Take the records underneath and set them down exactly.

[Records from a dataset]
· · · ·
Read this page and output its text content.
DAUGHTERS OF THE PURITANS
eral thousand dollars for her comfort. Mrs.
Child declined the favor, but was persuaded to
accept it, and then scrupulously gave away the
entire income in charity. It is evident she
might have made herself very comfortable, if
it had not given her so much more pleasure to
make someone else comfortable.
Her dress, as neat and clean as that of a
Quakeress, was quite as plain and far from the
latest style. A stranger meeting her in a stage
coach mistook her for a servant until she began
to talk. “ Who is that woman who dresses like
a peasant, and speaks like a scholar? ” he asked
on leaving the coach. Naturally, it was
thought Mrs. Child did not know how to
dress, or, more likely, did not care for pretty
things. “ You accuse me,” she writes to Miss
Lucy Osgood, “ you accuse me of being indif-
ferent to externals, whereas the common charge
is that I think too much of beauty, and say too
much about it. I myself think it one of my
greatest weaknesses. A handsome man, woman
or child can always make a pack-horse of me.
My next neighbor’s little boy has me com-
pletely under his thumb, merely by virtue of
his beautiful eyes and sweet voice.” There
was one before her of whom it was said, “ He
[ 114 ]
· · · ·
• [Result for this task]:
Read this page and output its text content.
DAUGHTERS OF THE PURITANS
eral thousand dollars for her comfort. Mrs.
Child declined the favor, but was persuaded to
accept it, and then scrupulously gave away the
entire income in charity. It is evident she
might have made herself very comfortable, if
it had not given her so much more pleasure to
make someone else comfortable.
Her dress, as neat and clean as that of a
Quakeress, was quite as plain and far from the
latest style. A stranger meeting her in a stage
coach mistook her for a servant until she began
to talk. “ Who is that woman who dresses like
a peasant, and speaks like a scholar? ” he asked
on leaving the coach. Naturally, it was
thought Mrs. Child did not know how to
dress, or, more likely, did not care for pretty
things. “ You accuse me,” she writes to Miss
Lucy Osgood, “ you accuse me of being indif-
ferent to externals, whereas the common charge
is that I think too much of beauty, and say too
much about it. I myself think it one of my
greatest weaknesses. A handsome man, woman
or child can always make a pack-horse of me.
My next neighbor’s little boy has me com-
pletely under his thumb, merely by virtue of
his beautiful eyes and sweet voice.” There
was one before her of whom it was said, “ He
[ 114 ]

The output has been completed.